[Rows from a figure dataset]
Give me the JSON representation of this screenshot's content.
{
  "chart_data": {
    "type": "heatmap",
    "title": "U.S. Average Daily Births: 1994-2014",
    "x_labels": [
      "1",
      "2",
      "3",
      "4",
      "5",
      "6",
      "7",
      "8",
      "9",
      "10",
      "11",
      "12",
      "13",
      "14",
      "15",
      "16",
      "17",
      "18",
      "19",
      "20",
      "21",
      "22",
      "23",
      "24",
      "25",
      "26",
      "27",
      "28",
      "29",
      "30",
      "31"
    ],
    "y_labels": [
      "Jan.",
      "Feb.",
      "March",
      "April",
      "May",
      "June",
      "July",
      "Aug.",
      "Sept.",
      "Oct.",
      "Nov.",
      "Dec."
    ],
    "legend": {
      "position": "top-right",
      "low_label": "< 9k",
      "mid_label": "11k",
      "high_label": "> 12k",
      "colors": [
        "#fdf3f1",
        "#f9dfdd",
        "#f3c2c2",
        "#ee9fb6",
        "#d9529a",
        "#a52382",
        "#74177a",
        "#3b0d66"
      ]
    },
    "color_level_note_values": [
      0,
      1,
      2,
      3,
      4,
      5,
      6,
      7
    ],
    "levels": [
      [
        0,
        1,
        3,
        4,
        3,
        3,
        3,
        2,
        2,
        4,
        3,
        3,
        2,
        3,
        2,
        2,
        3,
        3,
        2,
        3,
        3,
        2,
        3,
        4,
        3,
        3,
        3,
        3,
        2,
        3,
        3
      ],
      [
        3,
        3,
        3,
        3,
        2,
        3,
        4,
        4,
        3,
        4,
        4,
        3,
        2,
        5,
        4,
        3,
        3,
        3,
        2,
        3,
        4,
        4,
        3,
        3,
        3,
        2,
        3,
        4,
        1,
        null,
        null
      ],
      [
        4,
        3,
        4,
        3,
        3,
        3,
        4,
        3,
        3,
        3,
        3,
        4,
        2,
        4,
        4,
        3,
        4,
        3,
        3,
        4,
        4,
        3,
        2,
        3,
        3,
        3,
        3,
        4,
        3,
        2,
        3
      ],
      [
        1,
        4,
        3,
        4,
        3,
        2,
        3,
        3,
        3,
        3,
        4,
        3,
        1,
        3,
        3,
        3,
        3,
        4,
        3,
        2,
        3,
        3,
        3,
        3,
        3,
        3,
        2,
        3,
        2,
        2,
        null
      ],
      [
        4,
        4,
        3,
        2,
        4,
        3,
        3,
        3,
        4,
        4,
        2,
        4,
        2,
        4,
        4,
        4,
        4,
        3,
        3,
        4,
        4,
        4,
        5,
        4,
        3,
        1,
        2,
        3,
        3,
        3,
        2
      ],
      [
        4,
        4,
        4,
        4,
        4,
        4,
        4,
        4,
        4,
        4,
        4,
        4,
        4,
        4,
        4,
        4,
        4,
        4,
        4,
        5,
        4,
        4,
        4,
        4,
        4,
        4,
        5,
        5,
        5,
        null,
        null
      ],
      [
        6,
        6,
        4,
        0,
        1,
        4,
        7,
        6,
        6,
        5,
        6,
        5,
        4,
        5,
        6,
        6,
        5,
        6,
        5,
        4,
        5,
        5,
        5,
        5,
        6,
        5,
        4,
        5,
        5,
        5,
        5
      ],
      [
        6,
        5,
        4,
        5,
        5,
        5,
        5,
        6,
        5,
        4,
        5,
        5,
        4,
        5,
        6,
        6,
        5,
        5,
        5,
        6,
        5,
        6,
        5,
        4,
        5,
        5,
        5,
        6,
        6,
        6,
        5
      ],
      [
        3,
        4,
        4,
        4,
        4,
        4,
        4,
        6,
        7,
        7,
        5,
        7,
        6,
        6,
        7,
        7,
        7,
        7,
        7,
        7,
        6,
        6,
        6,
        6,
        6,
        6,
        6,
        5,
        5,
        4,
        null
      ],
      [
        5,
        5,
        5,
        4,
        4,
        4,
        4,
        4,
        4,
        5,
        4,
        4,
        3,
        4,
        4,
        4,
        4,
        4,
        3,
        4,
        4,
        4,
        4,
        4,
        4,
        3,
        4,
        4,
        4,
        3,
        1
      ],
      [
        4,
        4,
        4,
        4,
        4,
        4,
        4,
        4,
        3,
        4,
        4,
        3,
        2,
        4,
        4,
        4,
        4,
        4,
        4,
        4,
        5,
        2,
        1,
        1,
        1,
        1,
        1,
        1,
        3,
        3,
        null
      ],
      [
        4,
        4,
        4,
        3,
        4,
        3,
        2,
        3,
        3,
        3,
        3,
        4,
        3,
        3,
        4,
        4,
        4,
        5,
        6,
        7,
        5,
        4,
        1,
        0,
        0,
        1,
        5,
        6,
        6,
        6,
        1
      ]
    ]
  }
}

[Aim of the exercise]
Your task is to repeat every entry exactly.

[Output of the task]
Give me the JSON representation of this screenshot's content.
{
  "chart_data": {
    "type": "heatmap",
    "title": "U.S. Average Daily Births: 1994-2014",
    "x_labels": [
      "1",
      "2",
      "3",
      "4",
      "5",
      "6",
      "7",
      "8",
      "9",
      "10",
      "11",
      "12",
      "13",
      "14",
      "15",
      "16",
      "17",
      "18",
      "19",
      "20",
      "21",
      "22",
      "23",
      "24",
      "25",
      "26",
      "27",
      "28",
      "29",
      "30",
      "31"
    ],
    "y_labels": [
      "Jan.",
      "Feb.",
      "March",
      "April",
      "May",
      "June",
      "July",
      "Aug.",
      "Sept.",
      "Oct.",
      "Nov.",
      "Dec."
    ],
    "legend": {
      "position": "top-right",
      "low_label": "< 9k",
      "mid_label": "11k",
      "high_label": "> 12k",
      "colors": [
        "#fdf3f1",
        "#f9dfdd",
        "#f3c2c2",
        "#ee9fb6",
        "#d9529a",
        "#a52382",
        "#74177a",
        "#3b0d66"
      ]
    },
    "color_level_note_values": [
      0,
      1,
      2,
      3,
      4,
      5,
      6,
      7
    ],
    "levels": [
      [
        0,
        1,
        3,
        4,
        3,
        3,
        3,
        2,
        2,
        4,
        3,
        3,
        2,
        3,
        2,
        2,
        3,
        3,
        2,
        3,
        3,
        2,
        3,
        4,
        3,
        3,
        3,
        3,
        2,
        3,
        3
      ],
      [
        3,
        3,
        3,
        3,
        2,
        3,
        4,
        4,
        3,
        4,
        4,
        3,
        2,
        5,
        4,
        3,
        3,
        3,
        2,
        3,
        4,
        4,
        3,
        3,
        3,
        2,
        3,
        4,
        1,
        null,
        null
      ],
      [
        4,
        3,
        4,
        3,
        3,
        3,
        4,
        3,
        3,
        3,
        3,
        4,
        2,
        4,
        4,
        3,
        4,
        3,
        3,
        4,
        4,
        3,
        2,
        3,
        3,
        3,
        3,
        4,
        3,
        2,
        3
      ],
      [
        1,
        4,
        3,
        4,
        3,
        2,
        3,
        3,
        3,
        3,
        4,
        3,
        1,
        3,
        3,
        3,
        3,
        4,
        3,
        2,
        3,
        3,
        3,
        3,
        3,
        3,
        2,
        3,
        2,
        2,
        null
      ],
      [
        4,
        4,
        3,
        2,
        4,
        3,
        3,
        3,
        4,
        4,
        2,
        4,
        2,
        4,
        4,
        4,
        4,
        3,
        3,
        4,
        4,
        4,
        5,
        4,
        3,
        1,
        2,
        3,
        3,
        3,
        2
      ],
      [
        4,
        4,
        4,
        4,
        4,
        4,
        4,
        4,
        4,
        4,
        4,
        4,
        4,
        4,
        4,
        4,
        4,
        4,
        4,
        5,
        4,
        4,
        4,
        4,
        4,
        4,
        5,
        5,
        5,
        null,
        null
      ],
      [
        6,
        6,
        4,
        0,
        1,
        4,
        7,
        6,
        6,
        5,
        6,
        5,
        4,
        5,
        6,
        6,
        5,
        6,
        5,
        4,
        5,
        5,
        5,
        5,
        6,
        5,
        4,
        5,
        5,
        5,
        5
      ],
      [
        6,
        5,
        4,
        5,
        5,
        5,
        5,
        6,
        5,
        4,
        5,
        5,
        4,
        5,
        6,
        6,
        5,
        5,
        5,
        6,
        5,
        6,
        5,
        4,
        5,
        5,
        5,
        6,
        6,
        6,
        5
      ],
      [
        3,
        4,
        4,
        4,
        4,
        4,
        4,
        6,
        7,
        7,
        5,
        7,
        6,
        6,
        7,
        7,
        7,
        7,
        7,
        7,
        6,
        6,
        6,
        6,
        6,
        6,
        6,
        5,
        5,
        4,
        null
      ],
      [
        5,
        5,
        5,
        4,
        4,
        4,
        4,
        4,
        4,
        5,
        4,
        4,
        3,
        4,
        4,
        4,
        4,
        4,
        3,
        4,
        4,
        4,
        4,
        4,
        4,
        3,
        4,
        4,
        4,
        3,
        1
      ],
      [
        4,
        4,
        4,
        4,
        4,
        4,
        4,
        4,
        3,
        4,
        4,
        3,
        2,
        4,
        4,
        4,
        4,
        4,
        4,
        4,
        5,
        2,
        1,
        1,
        1,
        1,
        1,
        1,
        3,
        3,
        null
      ],
      [
        4,
        4,
        4,
        3,
        4,
        3,
        2,
        3,
        3,
        3,
        3,
        4,
        3,
        3,
        4,
        4,
        4,
        5,
        6,
        7,
        5,
        4,
        1,
        0,
        0,
        1,
        5,
        6,
        6,
        6,
        1
      ]
    ]
  }
}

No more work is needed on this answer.